Task requirements: Locate every line in the records below that holds the word "Liberação" and return each one.

_____

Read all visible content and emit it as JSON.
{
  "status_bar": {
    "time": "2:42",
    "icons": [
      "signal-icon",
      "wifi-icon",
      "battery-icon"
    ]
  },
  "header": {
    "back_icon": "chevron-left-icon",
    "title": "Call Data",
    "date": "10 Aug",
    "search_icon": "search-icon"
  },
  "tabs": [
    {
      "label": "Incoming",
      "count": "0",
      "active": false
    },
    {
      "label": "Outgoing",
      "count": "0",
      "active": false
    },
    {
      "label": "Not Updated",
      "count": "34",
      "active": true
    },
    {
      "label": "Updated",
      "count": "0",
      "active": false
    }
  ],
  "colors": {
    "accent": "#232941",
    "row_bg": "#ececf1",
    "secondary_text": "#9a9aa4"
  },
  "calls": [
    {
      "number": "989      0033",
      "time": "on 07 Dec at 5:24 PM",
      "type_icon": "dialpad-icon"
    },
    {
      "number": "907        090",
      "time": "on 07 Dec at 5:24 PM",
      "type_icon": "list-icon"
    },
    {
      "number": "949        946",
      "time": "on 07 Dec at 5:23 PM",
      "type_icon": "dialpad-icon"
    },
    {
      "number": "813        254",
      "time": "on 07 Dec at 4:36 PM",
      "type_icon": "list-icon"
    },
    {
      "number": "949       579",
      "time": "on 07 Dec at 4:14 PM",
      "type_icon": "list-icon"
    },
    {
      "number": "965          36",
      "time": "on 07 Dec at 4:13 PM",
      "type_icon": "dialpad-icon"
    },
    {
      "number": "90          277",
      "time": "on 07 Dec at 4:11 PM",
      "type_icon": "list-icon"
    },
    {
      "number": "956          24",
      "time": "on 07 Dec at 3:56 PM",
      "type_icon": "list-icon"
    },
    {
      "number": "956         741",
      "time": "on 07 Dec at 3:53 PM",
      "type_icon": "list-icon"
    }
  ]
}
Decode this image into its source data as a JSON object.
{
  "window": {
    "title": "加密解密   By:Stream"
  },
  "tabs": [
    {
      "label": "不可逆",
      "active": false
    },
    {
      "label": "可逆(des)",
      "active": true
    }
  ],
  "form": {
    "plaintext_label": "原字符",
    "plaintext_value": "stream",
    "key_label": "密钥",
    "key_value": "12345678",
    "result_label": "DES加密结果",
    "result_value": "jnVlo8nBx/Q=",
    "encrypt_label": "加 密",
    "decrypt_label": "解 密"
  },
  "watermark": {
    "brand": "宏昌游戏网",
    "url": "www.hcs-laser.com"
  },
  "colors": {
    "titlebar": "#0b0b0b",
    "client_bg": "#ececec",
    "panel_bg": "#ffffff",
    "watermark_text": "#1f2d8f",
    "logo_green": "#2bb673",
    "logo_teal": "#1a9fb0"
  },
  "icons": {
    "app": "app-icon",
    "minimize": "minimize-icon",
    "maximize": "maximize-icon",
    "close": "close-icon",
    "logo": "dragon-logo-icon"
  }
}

_____

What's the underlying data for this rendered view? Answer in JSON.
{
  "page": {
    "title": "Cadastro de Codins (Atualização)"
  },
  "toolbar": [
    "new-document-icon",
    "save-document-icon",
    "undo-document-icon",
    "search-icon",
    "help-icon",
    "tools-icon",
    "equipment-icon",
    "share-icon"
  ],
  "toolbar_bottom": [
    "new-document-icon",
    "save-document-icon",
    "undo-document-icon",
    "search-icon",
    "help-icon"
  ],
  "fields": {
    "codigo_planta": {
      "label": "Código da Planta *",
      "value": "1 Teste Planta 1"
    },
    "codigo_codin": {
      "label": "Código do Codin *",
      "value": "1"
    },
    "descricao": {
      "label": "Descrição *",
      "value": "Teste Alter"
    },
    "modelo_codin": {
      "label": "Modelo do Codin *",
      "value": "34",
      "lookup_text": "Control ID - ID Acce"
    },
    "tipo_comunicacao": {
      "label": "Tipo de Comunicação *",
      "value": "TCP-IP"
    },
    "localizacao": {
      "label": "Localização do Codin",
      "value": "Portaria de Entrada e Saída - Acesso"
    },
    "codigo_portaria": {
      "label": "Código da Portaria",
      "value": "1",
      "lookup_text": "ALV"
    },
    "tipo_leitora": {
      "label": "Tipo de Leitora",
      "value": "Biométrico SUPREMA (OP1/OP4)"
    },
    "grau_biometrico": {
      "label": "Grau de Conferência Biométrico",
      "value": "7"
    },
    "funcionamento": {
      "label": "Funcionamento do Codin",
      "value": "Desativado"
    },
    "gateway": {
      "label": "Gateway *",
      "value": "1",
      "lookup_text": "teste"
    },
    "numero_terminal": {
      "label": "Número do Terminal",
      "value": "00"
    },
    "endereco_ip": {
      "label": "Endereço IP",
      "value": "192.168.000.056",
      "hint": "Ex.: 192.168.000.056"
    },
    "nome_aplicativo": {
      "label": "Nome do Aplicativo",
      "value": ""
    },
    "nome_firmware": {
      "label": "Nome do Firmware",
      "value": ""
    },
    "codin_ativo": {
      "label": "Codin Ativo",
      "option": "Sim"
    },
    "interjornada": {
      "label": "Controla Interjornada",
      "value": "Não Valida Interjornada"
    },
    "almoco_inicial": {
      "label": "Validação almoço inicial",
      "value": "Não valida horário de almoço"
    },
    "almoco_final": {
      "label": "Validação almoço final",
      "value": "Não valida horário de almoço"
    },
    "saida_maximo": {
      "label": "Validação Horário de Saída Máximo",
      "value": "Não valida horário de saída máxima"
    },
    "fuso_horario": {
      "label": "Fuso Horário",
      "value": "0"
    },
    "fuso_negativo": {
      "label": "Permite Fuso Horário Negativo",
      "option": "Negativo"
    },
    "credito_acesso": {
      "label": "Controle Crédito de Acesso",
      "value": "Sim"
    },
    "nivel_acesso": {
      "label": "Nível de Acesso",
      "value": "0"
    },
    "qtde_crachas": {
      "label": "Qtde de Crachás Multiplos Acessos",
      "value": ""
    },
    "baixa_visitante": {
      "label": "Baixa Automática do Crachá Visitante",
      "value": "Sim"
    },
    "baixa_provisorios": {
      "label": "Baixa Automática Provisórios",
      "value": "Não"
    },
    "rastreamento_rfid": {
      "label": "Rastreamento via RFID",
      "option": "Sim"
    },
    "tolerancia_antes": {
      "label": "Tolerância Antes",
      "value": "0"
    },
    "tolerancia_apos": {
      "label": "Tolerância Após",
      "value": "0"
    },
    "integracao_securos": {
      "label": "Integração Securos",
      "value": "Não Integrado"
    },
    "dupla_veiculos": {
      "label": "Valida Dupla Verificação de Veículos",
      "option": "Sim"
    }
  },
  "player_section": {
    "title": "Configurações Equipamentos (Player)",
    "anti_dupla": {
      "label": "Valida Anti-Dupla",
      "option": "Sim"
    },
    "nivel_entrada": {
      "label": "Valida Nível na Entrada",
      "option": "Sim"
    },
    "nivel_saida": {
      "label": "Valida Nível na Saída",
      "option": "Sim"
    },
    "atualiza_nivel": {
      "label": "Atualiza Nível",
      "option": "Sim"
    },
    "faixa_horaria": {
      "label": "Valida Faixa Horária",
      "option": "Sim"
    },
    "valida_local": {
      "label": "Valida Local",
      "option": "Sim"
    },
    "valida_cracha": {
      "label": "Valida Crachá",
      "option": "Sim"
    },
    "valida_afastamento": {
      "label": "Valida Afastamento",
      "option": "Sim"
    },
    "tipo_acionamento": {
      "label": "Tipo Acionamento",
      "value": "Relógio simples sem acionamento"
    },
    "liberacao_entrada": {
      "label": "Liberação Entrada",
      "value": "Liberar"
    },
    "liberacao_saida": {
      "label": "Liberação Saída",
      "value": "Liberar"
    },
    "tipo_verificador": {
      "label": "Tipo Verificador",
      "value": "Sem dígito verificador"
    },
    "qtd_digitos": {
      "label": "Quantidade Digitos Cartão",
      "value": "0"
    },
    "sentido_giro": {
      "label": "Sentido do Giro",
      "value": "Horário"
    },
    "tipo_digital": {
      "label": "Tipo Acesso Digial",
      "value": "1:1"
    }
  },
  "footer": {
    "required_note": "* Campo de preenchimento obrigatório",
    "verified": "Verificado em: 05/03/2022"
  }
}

_____

Result:
      "label": "Liberação Entrada",
      "label": "Liberação Saída",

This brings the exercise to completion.